■ Given problem: State how many lines of the records contain the string "bottom". Give the number alone.

■ Records for the exercise:

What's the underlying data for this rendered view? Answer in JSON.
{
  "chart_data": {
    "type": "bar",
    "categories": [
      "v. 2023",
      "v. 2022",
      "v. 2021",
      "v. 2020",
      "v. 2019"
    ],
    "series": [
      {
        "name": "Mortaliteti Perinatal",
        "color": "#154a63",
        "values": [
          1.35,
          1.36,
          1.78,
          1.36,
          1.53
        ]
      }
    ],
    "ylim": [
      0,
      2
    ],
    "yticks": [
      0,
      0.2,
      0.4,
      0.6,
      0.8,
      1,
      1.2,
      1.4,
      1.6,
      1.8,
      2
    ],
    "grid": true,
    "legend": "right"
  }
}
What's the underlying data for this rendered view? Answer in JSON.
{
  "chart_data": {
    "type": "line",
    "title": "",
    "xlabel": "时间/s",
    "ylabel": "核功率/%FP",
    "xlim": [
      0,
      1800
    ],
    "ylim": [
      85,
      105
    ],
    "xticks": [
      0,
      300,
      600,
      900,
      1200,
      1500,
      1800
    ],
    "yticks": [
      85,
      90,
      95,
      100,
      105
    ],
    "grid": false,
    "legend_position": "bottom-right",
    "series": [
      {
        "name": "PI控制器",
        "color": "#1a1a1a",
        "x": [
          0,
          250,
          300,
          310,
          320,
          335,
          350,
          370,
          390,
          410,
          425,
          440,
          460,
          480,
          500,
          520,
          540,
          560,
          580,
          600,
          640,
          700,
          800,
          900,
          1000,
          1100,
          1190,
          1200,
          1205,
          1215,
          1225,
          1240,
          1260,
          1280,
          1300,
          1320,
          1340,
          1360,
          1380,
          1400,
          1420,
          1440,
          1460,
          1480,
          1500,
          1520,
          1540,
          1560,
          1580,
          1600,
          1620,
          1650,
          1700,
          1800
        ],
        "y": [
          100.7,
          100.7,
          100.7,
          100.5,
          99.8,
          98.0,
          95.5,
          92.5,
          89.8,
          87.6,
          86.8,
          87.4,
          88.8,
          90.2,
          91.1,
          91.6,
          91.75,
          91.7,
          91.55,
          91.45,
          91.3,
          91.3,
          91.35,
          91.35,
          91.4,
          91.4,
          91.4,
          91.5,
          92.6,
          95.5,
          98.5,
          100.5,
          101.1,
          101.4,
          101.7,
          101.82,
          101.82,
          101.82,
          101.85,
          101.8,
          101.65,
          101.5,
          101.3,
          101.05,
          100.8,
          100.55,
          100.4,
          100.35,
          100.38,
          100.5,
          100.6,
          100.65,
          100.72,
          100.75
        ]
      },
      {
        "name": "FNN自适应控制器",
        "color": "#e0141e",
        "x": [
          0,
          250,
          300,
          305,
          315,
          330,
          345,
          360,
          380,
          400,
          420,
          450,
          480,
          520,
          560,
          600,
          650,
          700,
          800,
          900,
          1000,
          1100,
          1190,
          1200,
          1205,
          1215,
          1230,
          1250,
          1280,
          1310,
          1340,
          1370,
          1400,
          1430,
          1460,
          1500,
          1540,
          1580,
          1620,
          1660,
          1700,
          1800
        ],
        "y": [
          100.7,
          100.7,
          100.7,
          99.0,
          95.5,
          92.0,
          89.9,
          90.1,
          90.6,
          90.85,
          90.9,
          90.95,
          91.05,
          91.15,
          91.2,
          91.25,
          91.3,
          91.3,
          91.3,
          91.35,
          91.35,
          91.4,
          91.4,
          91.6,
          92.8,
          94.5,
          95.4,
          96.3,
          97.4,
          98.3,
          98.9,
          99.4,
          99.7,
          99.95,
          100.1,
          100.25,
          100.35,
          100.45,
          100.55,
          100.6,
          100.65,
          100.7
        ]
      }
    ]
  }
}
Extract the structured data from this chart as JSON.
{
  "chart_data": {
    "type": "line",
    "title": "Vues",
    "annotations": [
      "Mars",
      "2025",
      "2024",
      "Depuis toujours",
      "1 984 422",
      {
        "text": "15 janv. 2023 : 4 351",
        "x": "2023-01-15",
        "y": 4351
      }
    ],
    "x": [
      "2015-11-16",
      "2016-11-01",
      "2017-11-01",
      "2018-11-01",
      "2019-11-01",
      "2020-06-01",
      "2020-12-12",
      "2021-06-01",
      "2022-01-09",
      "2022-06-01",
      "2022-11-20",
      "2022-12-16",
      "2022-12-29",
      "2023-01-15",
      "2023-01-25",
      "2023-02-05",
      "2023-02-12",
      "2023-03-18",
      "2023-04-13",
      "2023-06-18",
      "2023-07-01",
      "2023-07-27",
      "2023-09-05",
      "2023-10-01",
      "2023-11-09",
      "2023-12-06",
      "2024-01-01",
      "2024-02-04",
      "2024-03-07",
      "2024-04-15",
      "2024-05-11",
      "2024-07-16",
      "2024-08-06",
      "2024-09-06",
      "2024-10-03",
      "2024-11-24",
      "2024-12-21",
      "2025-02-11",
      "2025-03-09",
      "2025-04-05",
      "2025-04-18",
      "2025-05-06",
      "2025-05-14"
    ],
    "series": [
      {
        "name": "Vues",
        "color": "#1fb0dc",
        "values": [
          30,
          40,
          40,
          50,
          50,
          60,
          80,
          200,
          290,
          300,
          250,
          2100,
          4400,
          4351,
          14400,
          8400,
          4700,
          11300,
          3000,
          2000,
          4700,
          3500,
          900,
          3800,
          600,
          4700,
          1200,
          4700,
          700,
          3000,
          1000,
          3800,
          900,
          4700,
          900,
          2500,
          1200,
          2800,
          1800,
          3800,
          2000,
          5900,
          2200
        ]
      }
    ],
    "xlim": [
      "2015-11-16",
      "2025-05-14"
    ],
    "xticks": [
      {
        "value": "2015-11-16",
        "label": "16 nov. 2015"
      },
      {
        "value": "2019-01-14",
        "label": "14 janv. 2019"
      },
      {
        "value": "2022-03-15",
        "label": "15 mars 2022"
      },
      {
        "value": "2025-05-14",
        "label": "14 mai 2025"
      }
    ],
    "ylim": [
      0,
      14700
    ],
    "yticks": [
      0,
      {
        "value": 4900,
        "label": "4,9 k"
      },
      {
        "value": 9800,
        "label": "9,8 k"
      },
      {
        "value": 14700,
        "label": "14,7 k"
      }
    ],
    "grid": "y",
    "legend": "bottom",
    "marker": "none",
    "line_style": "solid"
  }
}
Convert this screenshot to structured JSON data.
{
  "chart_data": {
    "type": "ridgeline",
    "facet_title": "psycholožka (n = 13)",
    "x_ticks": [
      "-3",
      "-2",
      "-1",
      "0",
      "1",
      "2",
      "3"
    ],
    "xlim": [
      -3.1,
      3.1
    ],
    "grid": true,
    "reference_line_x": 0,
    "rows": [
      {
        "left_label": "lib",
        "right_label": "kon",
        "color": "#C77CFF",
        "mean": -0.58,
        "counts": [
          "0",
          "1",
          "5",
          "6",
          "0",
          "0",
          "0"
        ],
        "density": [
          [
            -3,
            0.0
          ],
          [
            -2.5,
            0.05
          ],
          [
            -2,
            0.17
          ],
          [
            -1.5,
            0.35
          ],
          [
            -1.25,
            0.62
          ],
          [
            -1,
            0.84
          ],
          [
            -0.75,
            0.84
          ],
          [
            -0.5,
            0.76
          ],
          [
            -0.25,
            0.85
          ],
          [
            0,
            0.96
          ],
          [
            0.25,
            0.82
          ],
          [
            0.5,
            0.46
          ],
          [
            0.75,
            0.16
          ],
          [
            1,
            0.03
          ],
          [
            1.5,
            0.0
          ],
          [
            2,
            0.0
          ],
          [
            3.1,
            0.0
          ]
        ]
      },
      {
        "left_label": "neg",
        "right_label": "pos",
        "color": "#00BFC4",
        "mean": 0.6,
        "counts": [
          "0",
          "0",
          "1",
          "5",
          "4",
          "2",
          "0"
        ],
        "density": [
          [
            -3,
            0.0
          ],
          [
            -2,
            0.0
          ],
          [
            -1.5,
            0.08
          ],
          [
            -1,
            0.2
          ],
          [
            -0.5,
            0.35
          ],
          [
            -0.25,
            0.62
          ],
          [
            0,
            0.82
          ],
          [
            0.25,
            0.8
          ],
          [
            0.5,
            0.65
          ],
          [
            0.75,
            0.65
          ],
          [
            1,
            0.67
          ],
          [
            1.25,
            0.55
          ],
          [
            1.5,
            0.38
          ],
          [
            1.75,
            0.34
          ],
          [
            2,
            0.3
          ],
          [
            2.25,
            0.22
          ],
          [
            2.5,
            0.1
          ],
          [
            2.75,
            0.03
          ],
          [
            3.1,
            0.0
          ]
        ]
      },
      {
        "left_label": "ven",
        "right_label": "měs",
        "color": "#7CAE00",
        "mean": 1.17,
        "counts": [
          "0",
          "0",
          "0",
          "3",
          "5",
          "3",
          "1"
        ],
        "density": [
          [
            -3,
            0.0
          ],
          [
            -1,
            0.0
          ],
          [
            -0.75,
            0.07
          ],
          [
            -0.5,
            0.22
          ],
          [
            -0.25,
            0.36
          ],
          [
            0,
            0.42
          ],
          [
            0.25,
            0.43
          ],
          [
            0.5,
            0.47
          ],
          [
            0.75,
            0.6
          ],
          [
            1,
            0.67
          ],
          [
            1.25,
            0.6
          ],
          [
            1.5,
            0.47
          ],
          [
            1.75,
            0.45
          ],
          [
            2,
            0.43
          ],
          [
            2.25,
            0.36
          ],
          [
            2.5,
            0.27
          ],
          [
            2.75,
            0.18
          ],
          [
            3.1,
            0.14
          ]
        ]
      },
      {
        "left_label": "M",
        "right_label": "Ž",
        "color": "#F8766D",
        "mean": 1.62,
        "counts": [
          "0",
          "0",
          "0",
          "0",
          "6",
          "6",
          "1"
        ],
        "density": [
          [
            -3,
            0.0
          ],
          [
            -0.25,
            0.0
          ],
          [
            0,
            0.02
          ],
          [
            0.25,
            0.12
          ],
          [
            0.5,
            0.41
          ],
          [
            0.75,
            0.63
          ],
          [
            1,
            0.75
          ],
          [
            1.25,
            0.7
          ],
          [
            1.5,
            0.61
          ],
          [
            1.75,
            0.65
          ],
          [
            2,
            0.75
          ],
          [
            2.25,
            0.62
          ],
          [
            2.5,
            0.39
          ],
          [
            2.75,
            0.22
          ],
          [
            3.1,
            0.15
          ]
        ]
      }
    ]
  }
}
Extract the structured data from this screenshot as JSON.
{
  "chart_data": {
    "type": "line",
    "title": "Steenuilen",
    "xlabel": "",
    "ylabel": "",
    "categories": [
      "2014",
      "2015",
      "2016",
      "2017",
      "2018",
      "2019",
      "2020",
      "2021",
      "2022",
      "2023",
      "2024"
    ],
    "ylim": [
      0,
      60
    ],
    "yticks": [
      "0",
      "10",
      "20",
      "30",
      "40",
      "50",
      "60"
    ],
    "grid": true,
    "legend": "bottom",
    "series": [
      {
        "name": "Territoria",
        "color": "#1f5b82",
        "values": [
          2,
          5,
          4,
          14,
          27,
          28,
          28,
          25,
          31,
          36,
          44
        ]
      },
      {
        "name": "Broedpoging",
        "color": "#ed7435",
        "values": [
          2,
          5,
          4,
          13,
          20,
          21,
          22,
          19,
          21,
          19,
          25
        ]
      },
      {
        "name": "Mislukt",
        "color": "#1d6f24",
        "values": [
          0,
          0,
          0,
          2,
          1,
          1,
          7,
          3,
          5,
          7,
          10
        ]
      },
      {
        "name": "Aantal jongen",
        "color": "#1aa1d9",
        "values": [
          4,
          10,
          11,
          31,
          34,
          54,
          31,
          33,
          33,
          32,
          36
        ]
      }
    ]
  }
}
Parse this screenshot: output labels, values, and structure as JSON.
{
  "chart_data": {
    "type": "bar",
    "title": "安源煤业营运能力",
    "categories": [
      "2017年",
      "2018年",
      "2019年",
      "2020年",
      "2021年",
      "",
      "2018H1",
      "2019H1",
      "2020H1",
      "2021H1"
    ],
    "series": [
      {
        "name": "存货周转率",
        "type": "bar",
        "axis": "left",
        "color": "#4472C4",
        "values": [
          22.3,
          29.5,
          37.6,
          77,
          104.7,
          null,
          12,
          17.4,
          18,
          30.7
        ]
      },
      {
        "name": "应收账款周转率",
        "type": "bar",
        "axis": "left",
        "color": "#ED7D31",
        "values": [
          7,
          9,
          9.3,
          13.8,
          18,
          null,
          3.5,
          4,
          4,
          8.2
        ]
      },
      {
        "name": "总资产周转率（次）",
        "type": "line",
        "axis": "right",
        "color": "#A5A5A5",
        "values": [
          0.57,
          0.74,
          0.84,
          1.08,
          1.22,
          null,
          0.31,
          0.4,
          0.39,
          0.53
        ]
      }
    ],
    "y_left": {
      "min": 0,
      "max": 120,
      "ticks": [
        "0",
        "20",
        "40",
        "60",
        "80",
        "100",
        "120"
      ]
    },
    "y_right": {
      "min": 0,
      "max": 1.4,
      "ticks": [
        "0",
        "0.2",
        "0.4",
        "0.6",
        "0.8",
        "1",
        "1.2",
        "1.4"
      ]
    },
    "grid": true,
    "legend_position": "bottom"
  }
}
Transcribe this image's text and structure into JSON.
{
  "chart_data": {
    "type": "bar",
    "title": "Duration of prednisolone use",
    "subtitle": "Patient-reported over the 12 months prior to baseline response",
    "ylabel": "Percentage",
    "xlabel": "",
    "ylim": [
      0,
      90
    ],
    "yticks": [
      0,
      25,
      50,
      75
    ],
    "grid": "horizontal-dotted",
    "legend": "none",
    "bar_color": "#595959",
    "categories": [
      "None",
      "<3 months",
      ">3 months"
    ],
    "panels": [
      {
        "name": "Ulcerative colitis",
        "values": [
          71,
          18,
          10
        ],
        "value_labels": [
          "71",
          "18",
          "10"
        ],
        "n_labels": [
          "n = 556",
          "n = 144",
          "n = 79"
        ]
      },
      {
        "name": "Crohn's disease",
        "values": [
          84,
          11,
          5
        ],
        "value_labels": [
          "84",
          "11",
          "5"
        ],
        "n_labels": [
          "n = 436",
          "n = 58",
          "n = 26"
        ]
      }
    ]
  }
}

■ Response to this exercise: 4